# DATA PROVIDED
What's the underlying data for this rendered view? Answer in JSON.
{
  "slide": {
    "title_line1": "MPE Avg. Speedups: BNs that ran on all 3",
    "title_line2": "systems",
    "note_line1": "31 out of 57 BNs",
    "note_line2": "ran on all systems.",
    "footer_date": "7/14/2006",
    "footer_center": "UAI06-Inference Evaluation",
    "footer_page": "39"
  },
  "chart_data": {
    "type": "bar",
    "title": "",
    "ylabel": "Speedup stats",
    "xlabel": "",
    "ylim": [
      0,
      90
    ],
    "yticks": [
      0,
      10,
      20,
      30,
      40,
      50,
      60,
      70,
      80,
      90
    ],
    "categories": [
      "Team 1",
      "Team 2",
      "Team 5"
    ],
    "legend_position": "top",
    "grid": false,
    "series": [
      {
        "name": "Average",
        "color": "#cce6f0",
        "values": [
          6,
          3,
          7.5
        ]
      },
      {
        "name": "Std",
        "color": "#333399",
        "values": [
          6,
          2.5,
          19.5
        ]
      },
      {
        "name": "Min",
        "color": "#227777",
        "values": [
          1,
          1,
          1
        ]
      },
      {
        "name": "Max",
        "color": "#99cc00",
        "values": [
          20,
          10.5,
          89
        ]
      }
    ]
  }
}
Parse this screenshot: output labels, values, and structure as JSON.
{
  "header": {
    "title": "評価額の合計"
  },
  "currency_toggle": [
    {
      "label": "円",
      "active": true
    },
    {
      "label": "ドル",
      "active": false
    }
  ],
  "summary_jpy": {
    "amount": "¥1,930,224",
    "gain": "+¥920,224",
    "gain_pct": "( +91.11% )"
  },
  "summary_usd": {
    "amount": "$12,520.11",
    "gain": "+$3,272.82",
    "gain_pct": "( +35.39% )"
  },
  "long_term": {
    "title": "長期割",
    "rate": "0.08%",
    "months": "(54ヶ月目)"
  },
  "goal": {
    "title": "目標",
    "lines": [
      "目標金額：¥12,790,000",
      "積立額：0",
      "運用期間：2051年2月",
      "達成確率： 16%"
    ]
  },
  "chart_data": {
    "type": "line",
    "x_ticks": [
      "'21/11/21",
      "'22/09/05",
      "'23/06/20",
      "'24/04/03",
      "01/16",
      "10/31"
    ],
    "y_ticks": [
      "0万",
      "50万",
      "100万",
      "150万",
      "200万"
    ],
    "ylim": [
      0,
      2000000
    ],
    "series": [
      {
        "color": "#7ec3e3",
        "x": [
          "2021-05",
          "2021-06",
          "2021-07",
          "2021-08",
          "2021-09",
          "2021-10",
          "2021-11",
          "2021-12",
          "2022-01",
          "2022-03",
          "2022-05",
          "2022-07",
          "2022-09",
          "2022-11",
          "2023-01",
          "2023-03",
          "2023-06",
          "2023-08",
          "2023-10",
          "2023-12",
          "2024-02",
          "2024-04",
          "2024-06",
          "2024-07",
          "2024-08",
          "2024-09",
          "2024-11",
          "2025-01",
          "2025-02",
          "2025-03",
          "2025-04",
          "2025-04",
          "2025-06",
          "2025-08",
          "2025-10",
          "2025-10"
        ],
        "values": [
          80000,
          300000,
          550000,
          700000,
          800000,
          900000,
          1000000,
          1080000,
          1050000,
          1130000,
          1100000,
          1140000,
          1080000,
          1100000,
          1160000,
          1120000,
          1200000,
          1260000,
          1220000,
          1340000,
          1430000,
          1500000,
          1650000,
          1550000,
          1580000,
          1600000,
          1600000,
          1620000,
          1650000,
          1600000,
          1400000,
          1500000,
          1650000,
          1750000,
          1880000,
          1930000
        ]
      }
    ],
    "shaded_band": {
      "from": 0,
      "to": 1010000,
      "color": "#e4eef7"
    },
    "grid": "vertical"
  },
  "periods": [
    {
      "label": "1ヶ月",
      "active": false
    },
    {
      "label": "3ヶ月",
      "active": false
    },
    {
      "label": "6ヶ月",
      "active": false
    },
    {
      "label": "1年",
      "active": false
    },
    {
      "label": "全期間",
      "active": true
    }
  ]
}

# WHAT TO WORK ON
Your task is to reproduce the whole listing exactly.

# WRITTEN ANSWER
What's the underlying data for this rendered view? Answer in JSON.
{
  "slide": {
    "title_line1": "MPE Avg. Speedups: BNs that ran on all 3",
    "title_line2": "systems",
    "note_line1": "31 out of 57 BNs",
    "note_line2": "ran on all systems.",
    "footer_date": "7/14/2006",
    "footer_center": "UAI06-Inference Evaluation",
    "footer_page": "39"
  },
  "chart_data": {
    "type": "bar",
    "title": "",
    "ylabel": "Speedup stats",
    "xlabel": "",
    "ylim": [
      0,
      90
    ],
    "yticks": [
      0,
      10,
      20,
      30,
      40,
      50,
      60,
      70,
      80,
      90
    ],
    "categories": [
      "Team 1",
      "Team 2",
      "Team 5"
    ],
    "legend_position": "top",
    "grid": false,
    "series": [
      {
        "name": "Average",
        "color": "#cce6f0",
        "values": [
          6,
          3,
          7.5
        ]
      },
      {
        "name": "Std",
        "color": "#333399",
        "values": [
          6,
          2.5,
          19.5
        ]
      },
      {
        "name": "Min",
        "color": "#227777",
        "values": [
          1,
          1,
          1
        ]
      },
      {
        "name": "Max",
        "color": "#99cc00",
        "values": [
          20,
          10.5,
          89
        ]
      }
    ]
  }
}
Parse this screenshot: output labels, values, and structure as JSON.
{
  "header": {
    "title": "評価額の合計"
  },
  "currency_toggle": [
    {
      "label": "円",
      "active": true
    },
    {
      "label": "ドル",
      "active": false
    }
  ],
  "summary_jpy": {
    "amount": "¥1,930,224",
    "gain": "+¥920,224",
    "gain_pct": "( +91.11% )"
  },
  "summary_usd": {
    "amount": "$12,520.11",
    "gain": "+$3,272.82",
    "gain_pct": "( +35.39% )"
  },
  "long_term": {
    "title": "長期割",
    "rate": "0.08%",
    "months": "(54ヶ月目)"
  },
  "goal": {
    "title": "目標",
    "lines": [
      "目標金額：¥12,790,000",
      "積立額：0",
      "運用期間：2051年2月",
      "達成確率： 16%"
    ]
  },
  "chart_data": {
    "type": "line",
    "x_ticks": [
      "'21/11/21",
      "'22/09/05",
      "'23/06/20",
      "'24/04/03",
      "01/16",
      "10/31"
    ],
    "y_ticks": [
      "0万",
      "50万",
      "100万",
      "150万",
      "200万"
    ],
    "ylim": [
      0,
      2000000
    ],
    "series": [
      {
        "color": "#7ec3e3",
        "x": [
          "2021-05",
          "2021-06",
          "2021-07",
          "2021-08",
          "2021-09",
          "2021-10",
          "2021-11",
          "2021-12",
          "2022-01",
          "2022-03",
          "2022-05",
          "2022-07",
          "2022-09",
          "2022-11",
          "2023-01",
          "2023-03",
          "2023-06",
          "2023-08",
          "2023-10",
          "2023-12",
          "2024-02",
          "2024-04",
          "2024-06",
          "2024-07",
          "2024-08",
          "2024-09",
          "2024-11",
          "2025-01",
          "2025-02",
          "2025-03",
          "2025-04",
          "2025-04",
          "2025-06",
          "2025-08",
          "2025-10",
          "2025-10"
        ],
        "values": [
          80000,
          300000,
          550000,
          700000,
          800000,
          900000,
          1000000,
          1080000,
          1050000,
          1130000,
          1100000,
          1140000,
          1080000,
          1100000,
          1160000,
          1120000,
          1200000,
          1260000,
          1220000,
          1340000,
          1430000,
          1500000,
          1650000,
          1550000,
          1580000,
          1600000,
          1600000,
          1620000,
          1650000,
          1600000,
          1400000,
          1500000,
          1650000,
          1750000,
          1880000,
          1930000
        ]
      }
    ],
    "shaded_band": {
      "from": 0,
      "to": 1010000,
      "color": "#e4eef7"
    },
    "grid": "vertical"
  },
  "periods": [
    {
      "label": "1ヶ月",
      "active": false
    },
    {
      "label": "3ヶ月",
      "active": false
    },
    {
      "label": "6ヶ月",
      "active": false
    },
    {
      "label": "1年",
      "active": false
    },
    {
      "label": "全期間",
      "active": true
    }
  ]
}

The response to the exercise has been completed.